§ **EXERCISE AIM**:
Using the listing below, please gather every line containing the word "value".

-------- MATERIAL FOR THIS EXERCISE

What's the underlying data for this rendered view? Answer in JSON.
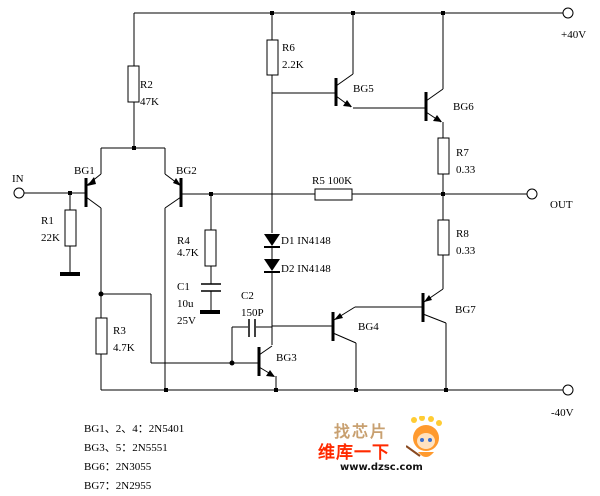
{
  "diagram": {
    "type": "circuit-schematic",
    "terminals": {
      "input": "IN",
      "output": "OUT",
      "positive_supply": "+40V",
      "negative_supply": "-40V"
    },
    "components": {
      "R1": {
        "name": "R1",
        "value": "22K"
      },
      "R2": {
        "name": "R2",
        "value": "47K"
      },
      "R3": {
        "name": "R3",
        "value": "4.7K"
      },
      "R4": {
        "name": "R4",
        "value": "4.7K"
      },
      "R5": {
        "name": "R5",
        "value": "100K",
        "label": "R5 100K"
      },
      "R6": {
        "name": "R6",
        "value": "2.2K"
      },
      "R7": {
        "name": "R7",
        "value": "0.33"
      },
      "R8": {
        "name": "R8",
        "value": "0.33"
      },
      "C1": {
        "name": "C1",
        "value": "10u",
        "voltage": "25V"
      },
      "C2": {
        "name": "C2",
        "value": "150P"
      },
      "D1": {
        "label": "D1 IN4148"
      },
      "D2": {
        "label": "D2 IN4148"
      },
      "BG1": {
        "name": "BG1",
        "type": "PNP"
      },
      "BG2": {
        "name": "BG2",
        "type": "PNP"
      },
      "BG3": {
        "name": "BG3",
        "type": "NPN"
      },
      "BG4": {
        "name": "BG4",
        "type": "PNP"
      },
      "BG5": {
        "name": "BG5",
        "type": "NPN"
      },
      "BG6": {
        "name": "BG6",
        "type": "NPN"
      },
      "BG7": {
        "name": "BG7",
        "type": "PNP"
      }
    },
    "parts_list": [
      "BG1、2、4：2N5401",
      "BG3、5：2N5551",
      "BG6：2N3055",
      "BG7：2N2955"
    ]
  },
  "watermark": {
    "top_text": "找芯片",
    "mid_text": "维库一下",
    "url": "www.dzsc.com"
  }
}
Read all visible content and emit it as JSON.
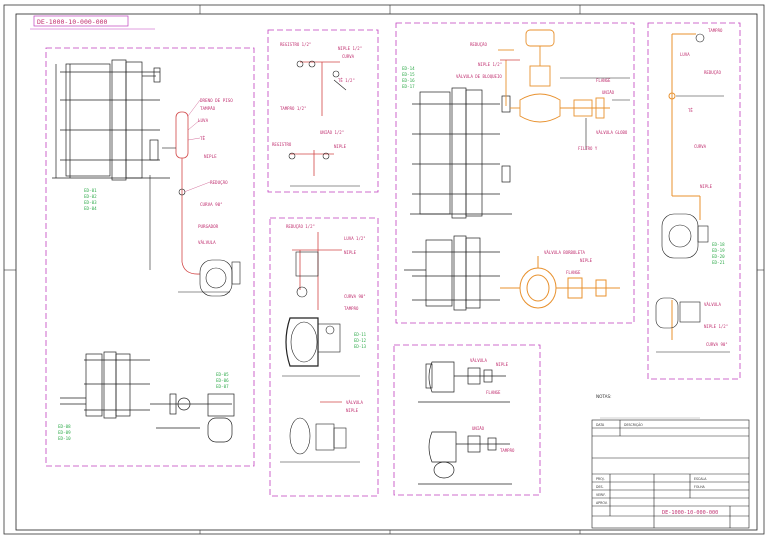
{
  "header_stamp": "DE-1000-10-000-000",
  "top_right_note": "",
  "views": {
    "a": {
      "title": "",
      "sub": ""
    },
    "b": {
      "title": "",
      "sub": ""
    },
    "c": {
      "title": "",
      "sub": ""
    },
    "d": {
      "title": "",
      "sub": ""
    },
    "e": {
      "title": "",
      "sub": ""
    },
    "f": {
      "title": "",
      "sub": ""
    }
  },
  "notes": {
    "heading": "NOTAS:",
    "line1": "",
    "line2": ""
  },
  "title_block": {
    "drawing_no": "DE-1000-10-000-000",
    "sheet": ""
  },
  "colors": {
    "border": "#222222",
    "view_frame": "#c03fbf",
    "pipe_orange": "#e8912e",
    "pipe_red": "#d24646",
    "label_red": "#c03070",
    "label_green": "#2eaa4a"
  }
}
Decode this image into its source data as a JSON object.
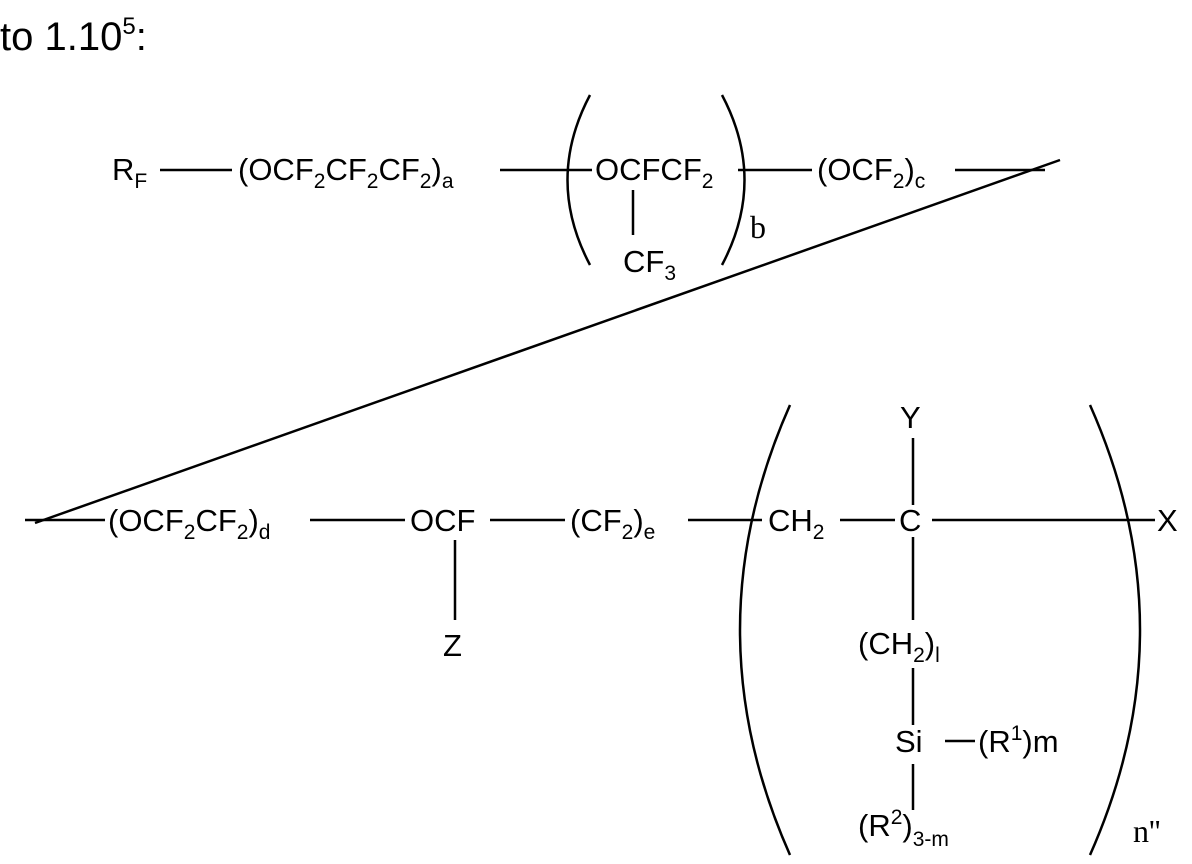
{
  "intro": {
    "text": "to 1.10",
    "sup": "5",
    "tail": ":"
  },
  "row1": {
    "rf": {
      "main": "R",
      "sub": "F"
    },
    "unit_a": {
      "p1": "(OCF",
      "s1": "2",
      "p2": "CF",
      "s2": "2",
      "p3": "CF",
      "s3": "2",
      "p4": ")",
      "sub": "a"
    },
    "unit_b": {
      "p1": "OCFCF",
      "s1": "2",
      "branch": "CF",
      "branch_sub": "3",
      "index": "b"
    },
    "unit_c": {
      "p1": "(OCF",
      "s1": "2",
      "p2": ")",
      "sub": "c"
    }
  },
  "row2": {
    "unit_d": {
      "p1": "(OCF",
      "s1": "2",
      "p2": "CF",
      "s2": "2",
      "p3": ")",
      "sub": "d"
    },
    "ocf": "OCF",
    "z": "Z",
    "unit_e": {
      "p1": "(CF",
      "s1": "2",
      "p2": ")",
      "sub": "e"
    },
    "ch2": {
      "p1": "CH",
      "s1": "2"
    },
    "c": "C",
    "y": "Y",
    "x": "X",
    "ch2l": {
      "p1": "(CH",
      "s1": "2",
      "p2": ")",
      "sub": "l"
    },
    "si": "Si",
    "r1m": {
      "p1": "(R",
      "sup": "1",
      "p2": ")m"
    },
    "r2": {
      "p1": "(R",
      "sup": "2",
      "p2": ")",
      "sub": "3-m"
    },
    "index": "n''"
  }
}
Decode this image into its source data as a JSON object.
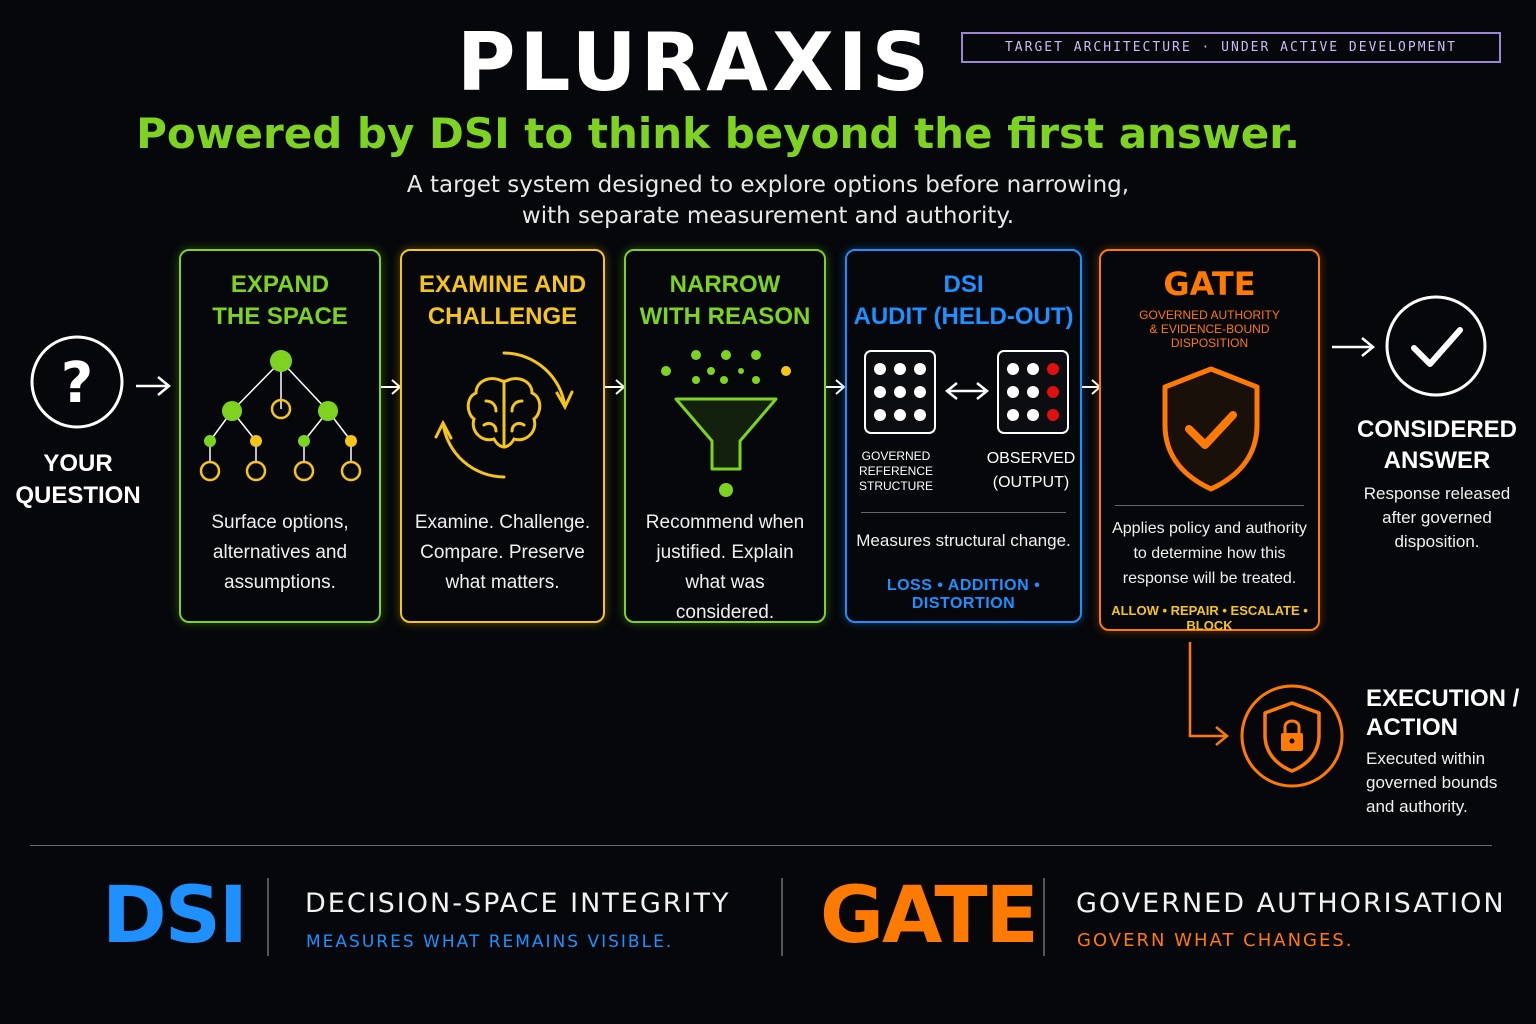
{
  "header": {
    "title": "PLURAXIS",
    "badge": "TARGET ARCHITECTURE  ·  UNDER ACTIVE DEVELOPMENT",
    "tagline": "Powered by DSI to think beyond the first answer.",
    "subtitle_line1": "A target system designed to explore options before narrowing,",
    "subtitle_line2": "with separate measurement and authority."
  },
  "start": {
    "label_line1": "YOUR",
    "label_line2": "QUESTION",
    "icon": "question-mark-icon"
  },
  "stages": [
    {
      "title_line1": "EXPAND",
      "title_line2": "THE SPACE",
      "icon": "tree-icon",
      "color": "#7ed321",
      "body": [
        "Surface options,",
        "alternatives and",
        "assumptions."
      ]
    },
    {
      "title_line1": "EXAMINE AND",
      "title_line2": "CHALLENGE",
      "icon": "brain-cycle-icon",
      "color": "#f5c518",
      "body": [
        "Examine. Challenge.",
        "Compare. Preserve",
        "what matters."
      ]
    },
    {
      "title_line1": "NARROW",
      "title_line2": "WITH REASON",
      "icon": "funnel-icon",
      "color": "#7ed321",
      "body": [
        "Recommend when",
        "justified. Explain",
        "what was considered."
      ]
    }
  ],
  "dsi_card": {
    "title_line1": "DSI",
    "title_line2": "AUDIT (HELD-OUT)",
    "color": "#1e90ff",
    "left_label": [
      "GOVERNED",
      "REFERENCE",
      "STRUCTURE"
    ],
    "right_label": [
      "OBSERVED",
      "(OUTPUT)"
    ],
    "body": "Measures structural change.",
    "tags": "LOSS • ADDITION • DISTORTION"
  },
  "gate_card": {
    "title": "GATE",
    "subtitle": [
      "GOVERNED AUTHORITY",
      "& EVIDENCE-BOUND",
      "DISPOSITION"
    ],
    "color": "#ff7a00",
    "body": [
      "Applies policy and authority",
      "to determine how this",
      "response will be treated."
    ],
    "tags": "ALLOW • REPAIR • ESCALATE • BLOCK",
    "icon": "shield-check-icon"
  },
  "end": {
    "title_line1": "CONSIDERED",
    "title_line2": "ANSWER",
    "body": [
      "Response released",
      "after governed",
      "disposition."
    ],
    "icon": "checkmark-icon"
  },
  "execution": {
    "title_line1": "EXECUTION /",
    "title_line2": "ACTION",
    "body": [
      "Executed within",
      "governed bounds",
      "and authority."
    ],
    "icon": "shield-lock-icon"
  },
  "footer": {
    "dsi_big": "DSI",
    "dsi_main": "DECISION-SPACE INTEGRITY",
    "dsi_sub": "MEASURES WHAT REMAINS VISIBLE.",
    "gate_big": "GATE",
    "gate_main": "GOVERNED AUTHORISATION",
    "gate_sub": "GOVERN WHAT CHANGES."
  },
  "colors": {
    "green": "#7ed321",
    "yellow": "#f5c518",
    "blue": "#1e90ff",
    "orange": "#ff7a00",
    "red": "#e01010"
  }
}
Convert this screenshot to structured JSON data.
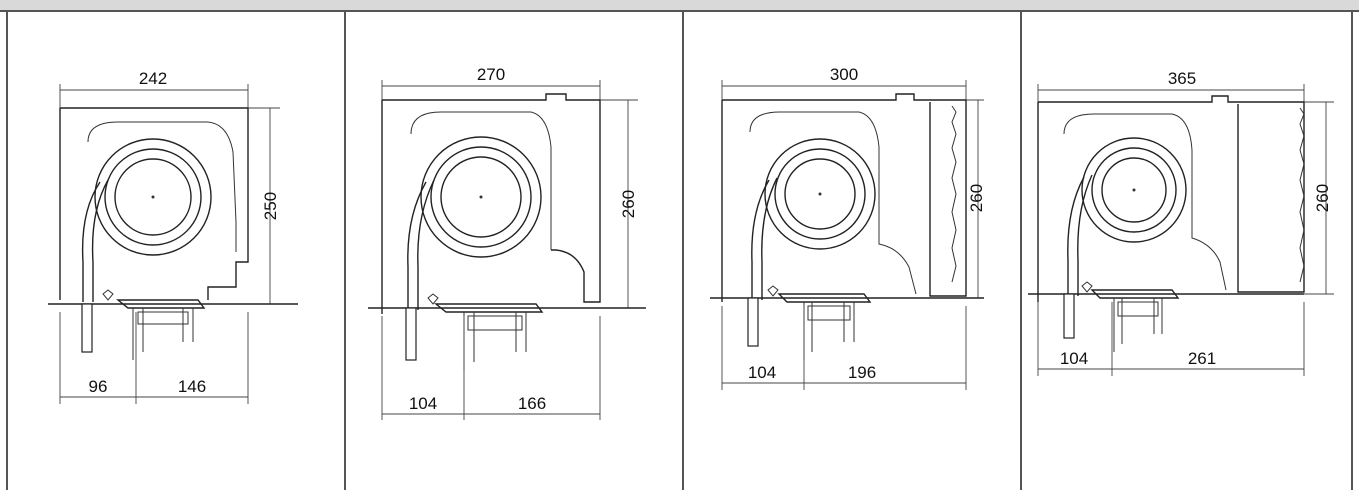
{
  "sections": [
    {
      "width": "242",
      "height": "250",
      "left_depth": "96",
      "right_depth": "146"
    },
    {
      "width": "270",
      "height": "260",
      "left_depth": "104",
      "right_depth": "166"
    },
    {
      "width": "300",
      "height": "260",
      "left_depth": "104",
      "right_depth": "196"
    },
    {
      "width": "365",
      "height": "260",
      "left_depth": "104",
      "right_depth": "261"
    }
  ]
}
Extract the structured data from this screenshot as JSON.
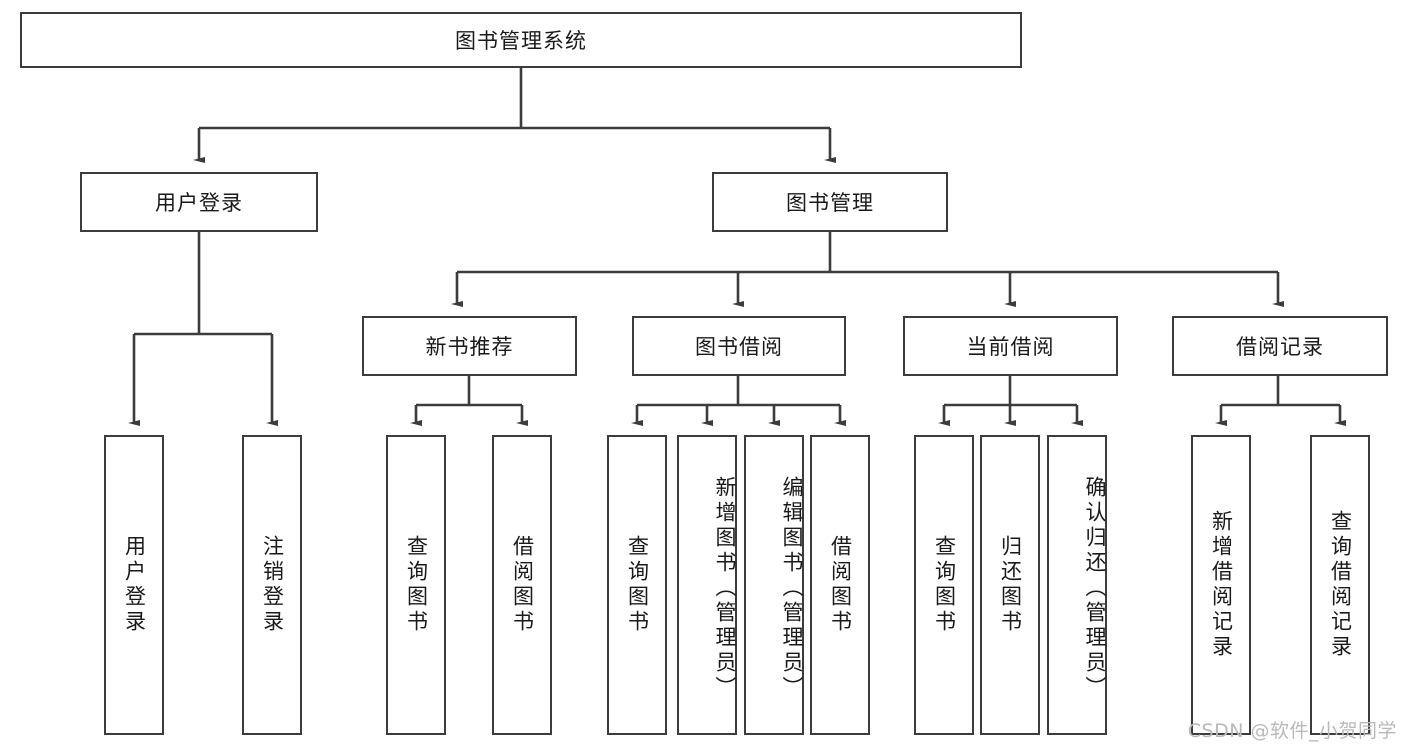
{
  "diagram": {
    "title": "图书管理系统",
    "type": "tree",
    "colors": {
      "background": "#ffffff",
      "node_border": "#3c3c3c",
      "node_fill": "#ffffff",
      "edge": "#3c3c3c",
      "text": "#1a1a1a",
      "watermark": "#b9b9b9"
    },
    "root": {
      "label": "图书管理系统"
    },
    "level2": [
      {
        "label": "用户登录"
      },
      {
        "label": "图书管理"
      }
    ],
    "level3": [
      {
        "label": "新书推荐"
      },
      {
        "label": "图书借阅"
      },
      {
        "label": "当前借阅"
      },
      {
        "label": "借阅记录"
      }
    ],
    "leaves": {
      "user_login": [
        {
          "label": "用户登录"
        },
        {
          "label": "注销登录"
        }
      ],
      "new_book_recommend": [
        {
          "label": "查询图书"
        },
        {
          "label": "借阅图书"
        }
      ],
      "book_borrow": [
        {
          "label": "查询图书"
        },
        {
          "label": "新增图书（管理员）"
        },
        {
          "label": "编辑图书（管理员）"
        },
        {
          "label": "借阅图书"
        }
      ],
      "current_borrow": [
        {
          "label": "查询图书"
        },
        {
          "label": "归还图书"
        },
        {
          "label": "确认归还（管理员）"
        }
      ],
      "borrow_record": [
        {
          "label": "新增借阅记录"
        },
        {
          "label": "查询借阅记录"
        }
      ]
    }
  },
  "watermark": {
    "text": "CSDN @软件_小贺同学"
  }
}
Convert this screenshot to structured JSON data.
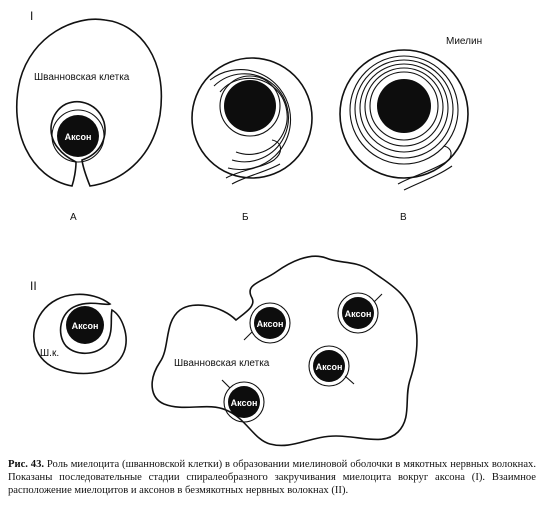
{
  "section_labels": {
    "part1": "I",
    "part2": "II"
  },
  "stage_labels": {
    "a": "А",
    "b": "Б",
    "c": "В"
  },
  "labels": {
    "schwann_cell": "Шванновская клетка",
    "axon": "Аксон",
    "myelin": "Миелин",
    "sh_k": "Ш.к.",
    "schwann_cell_2": "Шванновская клетка"
  },
  "caption": {
    "prefix": "Рис. 43.",
    "text": " Роль миелоцита (шванновской клетки) в образовании миелиновой оболочки в мякотных нервных волокнах. Показаны последовательные стадии спиралеобразного закручивания миелоцита вокруг аксона (I). Взаимное расположение миелоцитов и аксонов в безмякотных нервных волокнах (II)."
  },
  "colors": {
    "ink": "#111111",
    "axon_fill": "#0d0d0d",
    "background": "#ffffff"
  }
}
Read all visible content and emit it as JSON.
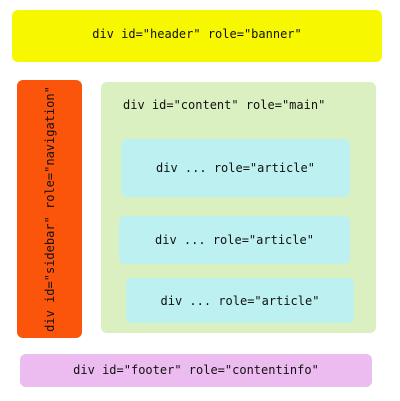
{
  "colors": {
    "header": "#f7f700",
    "sidebar": "#fb540b",
    "content": "#dbf0c0",
    "article": "#bdf1f1",
    "footer": "#ecbcf0"
  },
  "header": {
    "label": "div id=\"header\" role=\"banner\""
  },
  "sidebar": {
    "label": "div id=\"sidebar\" role=\"navigation\""
  },
  "content": {
    "label": "div id=\"content\" role=\"main\"",
    "articles": [
      {
        "label": "div ... role=\"article\""
      },
      {
        "label": "div ... role=\"article\""
      },
      {
        "label": "div ... role=\"article\""
      }
    ]
  },
  "footer": {
    "label": "div id=\"footer\" role=\"contentinfo\""
  }
}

----------------

§ **EXERCISE RESPONSE**:
        "value": "22K"
        "value": "47K"
        "value": "4.7K"
        "value": "4.7K"
        "value": "100K",
        "value": "2.2K"
        "value": "0.33"
        "value": "0.33"
        "value": "10u",
        "value": "150P"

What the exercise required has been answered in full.